#### The problem:
Records follow. Select each line holding "этого".

#### Task input:
****
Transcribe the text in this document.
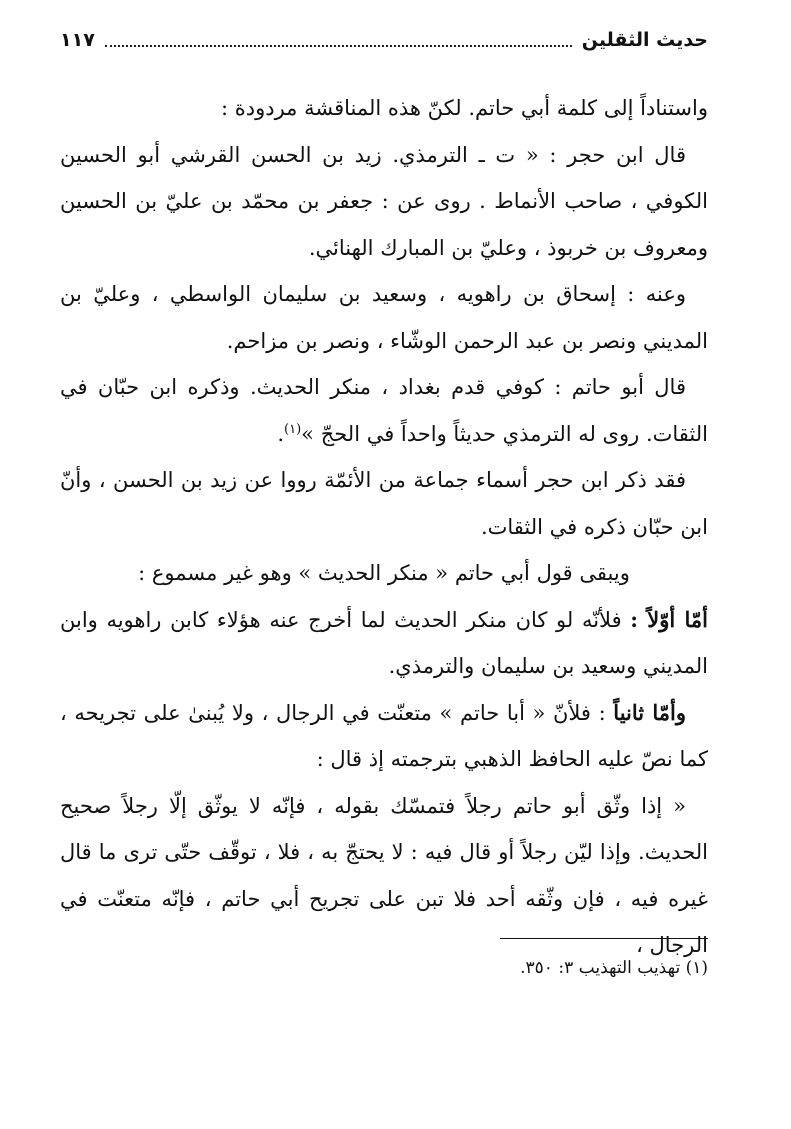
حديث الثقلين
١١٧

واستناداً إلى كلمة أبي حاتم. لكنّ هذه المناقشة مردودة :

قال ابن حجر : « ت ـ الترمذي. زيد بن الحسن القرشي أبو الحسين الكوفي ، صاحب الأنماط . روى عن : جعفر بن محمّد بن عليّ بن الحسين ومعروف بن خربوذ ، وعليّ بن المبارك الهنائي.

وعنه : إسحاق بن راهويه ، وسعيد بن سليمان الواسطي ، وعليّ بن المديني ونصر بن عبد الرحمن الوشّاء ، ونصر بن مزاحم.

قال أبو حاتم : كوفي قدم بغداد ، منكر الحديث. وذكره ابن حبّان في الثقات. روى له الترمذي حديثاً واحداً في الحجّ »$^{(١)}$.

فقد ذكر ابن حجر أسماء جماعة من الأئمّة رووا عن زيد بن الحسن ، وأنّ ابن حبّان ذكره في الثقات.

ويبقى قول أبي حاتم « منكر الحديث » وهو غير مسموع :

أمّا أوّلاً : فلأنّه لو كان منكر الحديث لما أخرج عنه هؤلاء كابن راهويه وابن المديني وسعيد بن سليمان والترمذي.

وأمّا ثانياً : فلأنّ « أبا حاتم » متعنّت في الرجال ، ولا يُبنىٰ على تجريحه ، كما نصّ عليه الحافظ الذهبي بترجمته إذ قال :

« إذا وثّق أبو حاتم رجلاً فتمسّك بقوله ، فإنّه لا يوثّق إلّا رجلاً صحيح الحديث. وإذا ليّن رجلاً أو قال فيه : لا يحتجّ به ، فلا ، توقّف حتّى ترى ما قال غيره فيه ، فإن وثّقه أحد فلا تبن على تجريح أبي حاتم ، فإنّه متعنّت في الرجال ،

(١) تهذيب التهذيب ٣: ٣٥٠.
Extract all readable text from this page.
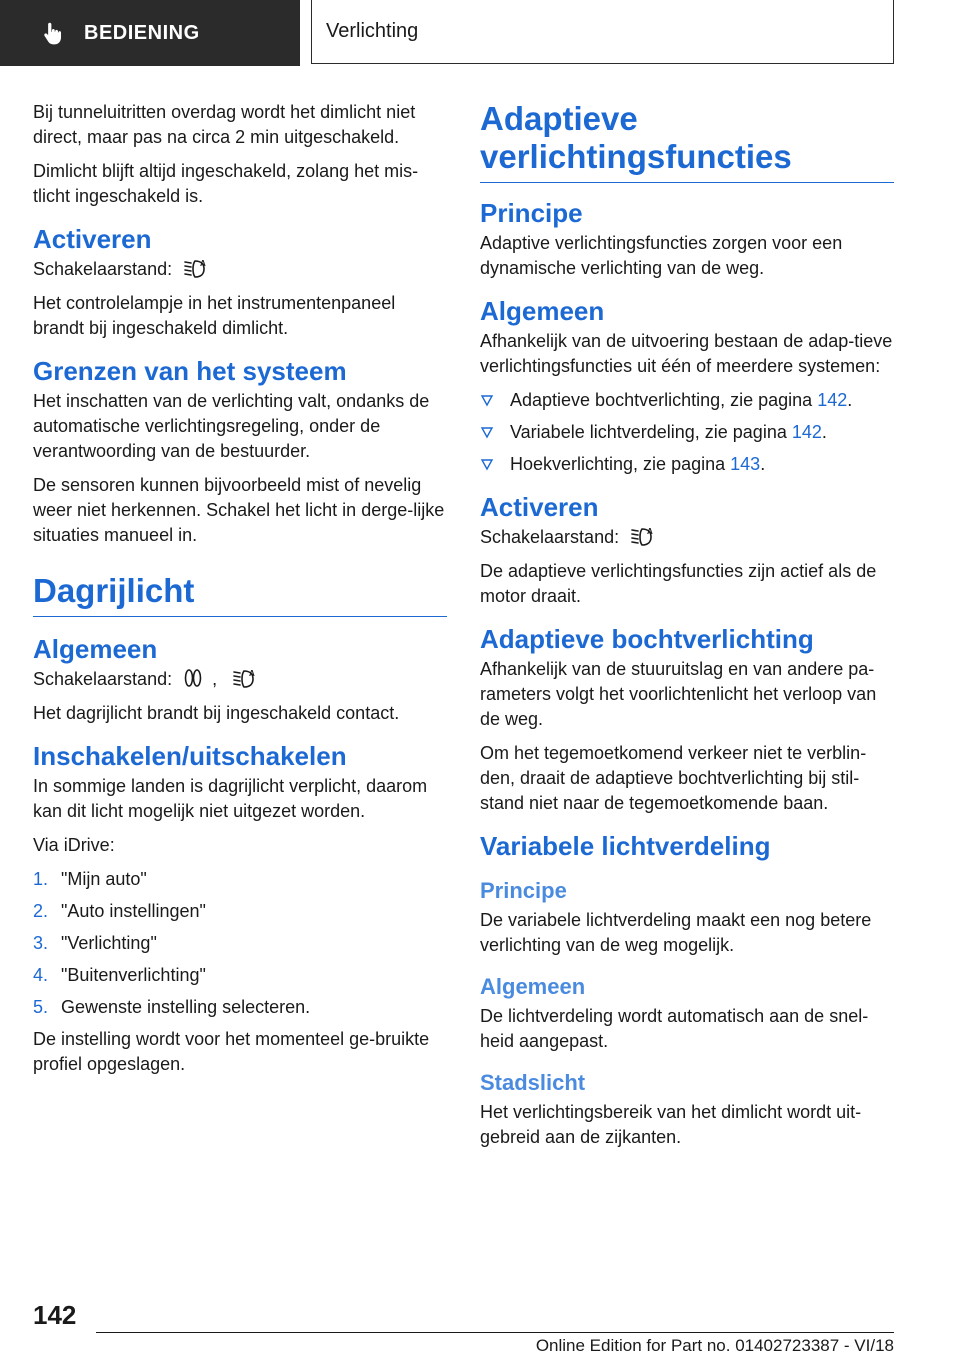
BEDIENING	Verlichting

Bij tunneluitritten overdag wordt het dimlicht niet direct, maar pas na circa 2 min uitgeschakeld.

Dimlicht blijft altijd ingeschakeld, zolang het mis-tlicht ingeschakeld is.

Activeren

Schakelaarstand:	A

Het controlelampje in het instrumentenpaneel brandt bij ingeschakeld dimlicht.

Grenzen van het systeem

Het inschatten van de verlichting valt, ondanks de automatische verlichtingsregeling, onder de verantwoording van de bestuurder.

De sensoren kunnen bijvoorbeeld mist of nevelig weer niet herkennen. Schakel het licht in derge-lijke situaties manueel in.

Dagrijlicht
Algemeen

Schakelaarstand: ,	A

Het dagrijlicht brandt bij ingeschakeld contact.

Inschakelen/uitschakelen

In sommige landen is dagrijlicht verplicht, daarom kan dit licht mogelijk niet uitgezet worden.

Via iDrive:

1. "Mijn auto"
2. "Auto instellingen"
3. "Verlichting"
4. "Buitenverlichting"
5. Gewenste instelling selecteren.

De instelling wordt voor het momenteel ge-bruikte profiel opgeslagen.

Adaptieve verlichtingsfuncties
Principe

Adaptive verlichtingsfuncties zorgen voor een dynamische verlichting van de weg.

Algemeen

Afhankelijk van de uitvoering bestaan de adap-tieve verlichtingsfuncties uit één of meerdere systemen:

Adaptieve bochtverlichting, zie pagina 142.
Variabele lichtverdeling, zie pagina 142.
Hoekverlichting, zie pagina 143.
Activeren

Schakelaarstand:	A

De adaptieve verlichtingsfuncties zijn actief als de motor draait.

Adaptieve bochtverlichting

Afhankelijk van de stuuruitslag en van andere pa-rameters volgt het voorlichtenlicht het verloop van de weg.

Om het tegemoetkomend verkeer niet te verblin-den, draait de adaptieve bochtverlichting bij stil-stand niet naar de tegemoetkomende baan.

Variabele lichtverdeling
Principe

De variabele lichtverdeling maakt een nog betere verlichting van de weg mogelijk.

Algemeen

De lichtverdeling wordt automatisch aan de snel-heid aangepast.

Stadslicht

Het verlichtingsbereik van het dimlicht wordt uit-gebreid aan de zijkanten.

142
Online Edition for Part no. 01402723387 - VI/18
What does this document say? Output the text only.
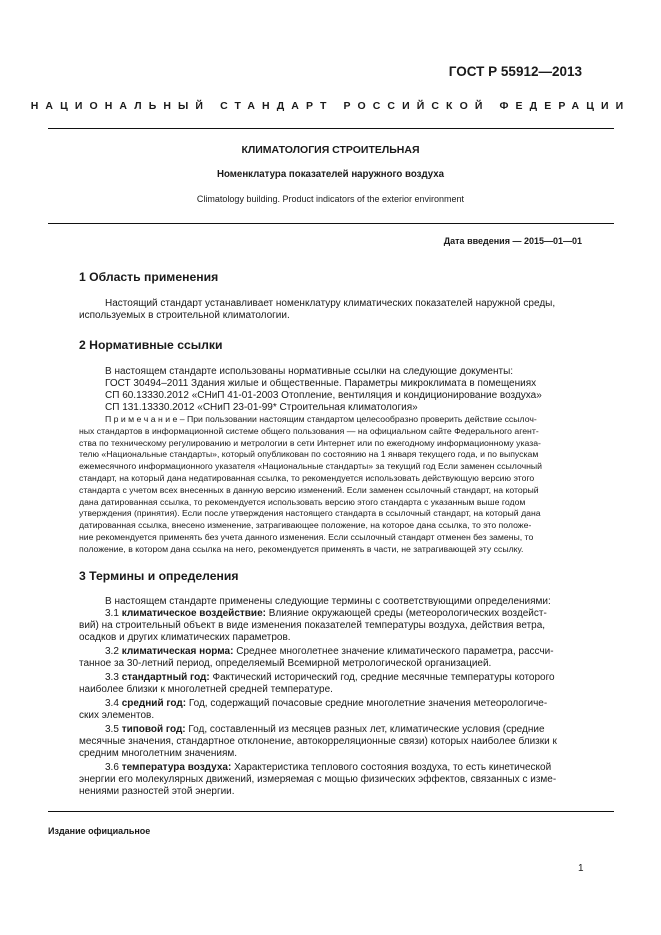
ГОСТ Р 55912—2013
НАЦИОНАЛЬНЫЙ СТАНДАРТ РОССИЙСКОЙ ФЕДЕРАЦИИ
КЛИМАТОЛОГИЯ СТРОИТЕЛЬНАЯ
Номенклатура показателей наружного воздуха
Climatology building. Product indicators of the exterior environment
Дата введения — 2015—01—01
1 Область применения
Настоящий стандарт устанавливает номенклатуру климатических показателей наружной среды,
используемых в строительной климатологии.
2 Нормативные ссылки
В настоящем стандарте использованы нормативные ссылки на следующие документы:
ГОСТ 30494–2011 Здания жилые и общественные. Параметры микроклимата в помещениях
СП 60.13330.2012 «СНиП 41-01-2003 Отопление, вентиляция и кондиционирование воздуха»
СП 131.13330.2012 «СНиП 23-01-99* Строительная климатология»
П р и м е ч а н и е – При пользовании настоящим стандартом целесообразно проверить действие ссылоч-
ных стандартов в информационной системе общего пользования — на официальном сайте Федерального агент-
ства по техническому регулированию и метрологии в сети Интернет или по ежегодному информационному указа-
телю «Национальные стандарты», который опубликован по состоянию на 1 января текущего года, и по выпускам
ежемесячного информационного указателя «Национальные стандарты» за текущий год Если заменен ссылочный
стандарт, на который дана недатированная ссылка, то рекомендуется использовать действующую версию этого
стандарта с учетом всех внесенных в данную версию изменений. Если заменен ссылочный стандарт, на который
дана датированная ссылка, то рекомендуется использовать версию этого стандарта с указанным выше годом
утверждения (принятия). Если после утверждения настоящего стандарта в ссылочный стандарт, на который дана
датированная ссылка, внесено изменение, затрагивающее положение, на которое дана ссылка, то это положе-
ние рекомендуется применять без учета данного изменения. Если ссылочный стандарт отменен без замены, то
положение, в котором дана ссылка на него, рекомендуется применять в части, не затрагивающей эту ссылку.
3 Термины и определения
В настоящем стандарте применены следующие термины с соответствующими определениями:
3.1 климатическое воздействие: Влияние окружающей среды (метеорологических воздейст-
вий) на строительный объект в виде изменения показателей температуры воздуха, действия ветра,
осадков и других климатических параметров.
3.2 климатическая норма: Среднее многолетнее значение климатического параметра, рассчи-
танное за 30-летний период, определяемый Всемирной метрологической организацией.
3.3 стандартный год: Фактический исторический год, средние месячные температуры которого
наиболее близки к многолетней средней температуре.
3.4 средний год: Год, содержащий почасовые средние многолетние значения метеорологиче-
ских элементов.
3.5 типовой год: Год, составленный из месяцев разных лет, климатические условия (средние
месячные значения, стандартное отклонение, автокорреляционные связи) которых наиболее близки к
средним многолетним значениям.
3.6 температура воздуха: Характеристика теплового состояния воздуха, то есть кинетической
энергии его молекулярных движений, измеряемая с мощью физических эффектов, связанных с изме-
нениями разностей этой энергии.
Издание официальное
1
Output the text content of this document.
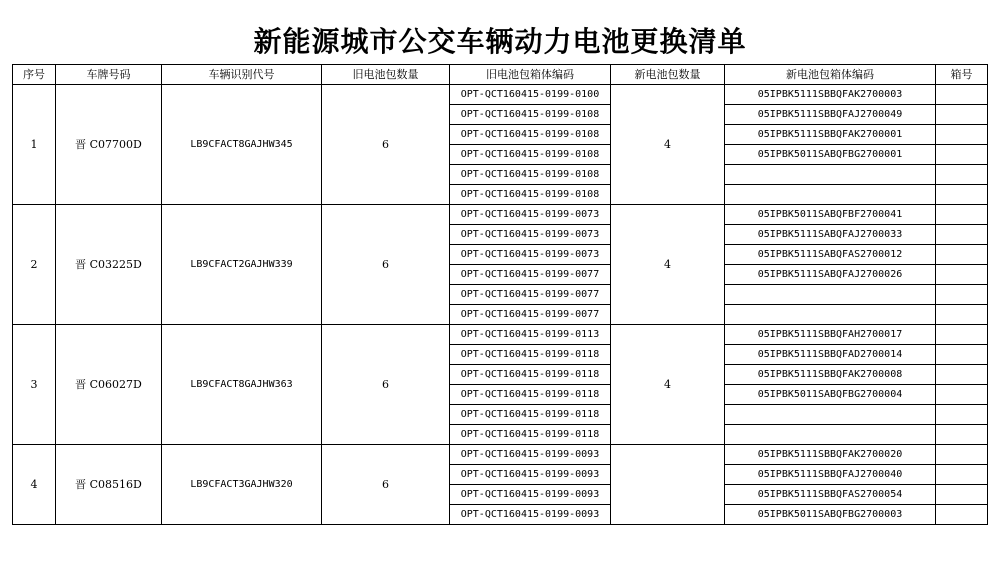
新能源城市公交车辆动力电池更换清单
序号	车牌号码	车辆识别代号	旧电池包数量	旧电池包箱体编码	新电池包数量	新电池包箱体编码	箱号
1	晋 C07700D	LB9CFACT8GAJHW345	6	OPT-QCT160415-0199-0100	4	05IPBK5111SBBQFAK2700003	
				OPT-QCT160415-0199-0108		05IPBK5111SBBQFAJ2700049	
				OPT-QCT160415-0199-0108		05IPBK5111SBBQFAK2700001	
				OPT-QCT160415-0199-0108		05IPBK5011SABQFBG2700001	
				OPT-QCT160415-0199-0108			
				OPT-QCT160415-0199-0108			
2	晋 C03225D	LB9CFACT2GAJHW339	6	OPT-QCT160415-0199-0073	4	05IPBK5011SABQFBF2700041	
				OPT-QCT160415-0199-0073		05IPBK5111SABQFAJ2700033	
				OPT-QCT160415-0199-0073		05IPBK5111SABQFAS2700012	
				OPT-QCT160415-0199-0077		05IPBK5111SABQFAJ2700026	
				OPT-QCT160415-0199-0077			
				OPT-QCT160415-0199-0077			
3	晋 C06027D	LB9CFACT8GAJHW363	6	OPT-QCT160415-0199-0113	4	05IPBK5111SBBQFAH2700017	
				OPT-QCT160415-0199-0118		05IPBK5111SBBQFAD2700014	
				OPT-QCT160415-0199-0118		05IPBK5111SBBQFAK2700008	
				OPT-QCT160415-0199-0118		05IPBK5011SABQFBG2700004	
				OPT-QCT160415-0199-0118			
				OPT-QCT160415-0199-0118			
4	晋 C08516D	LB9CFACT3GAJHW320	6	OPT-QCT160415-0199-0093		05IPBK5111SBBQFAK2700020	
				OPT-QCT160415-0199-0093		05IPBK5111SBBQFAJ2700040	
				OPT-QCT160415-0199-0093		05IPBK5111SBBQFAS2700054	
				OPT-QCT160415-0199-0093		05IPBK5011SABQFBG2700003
****
#### Solution for this exercise:
стандарт, на который дана недатированная ссылка, то рекомендуется использовать действующую версию этого
дана датированная ссылка, то рекомендуется использовать версию этого стандарта с указанным выше годом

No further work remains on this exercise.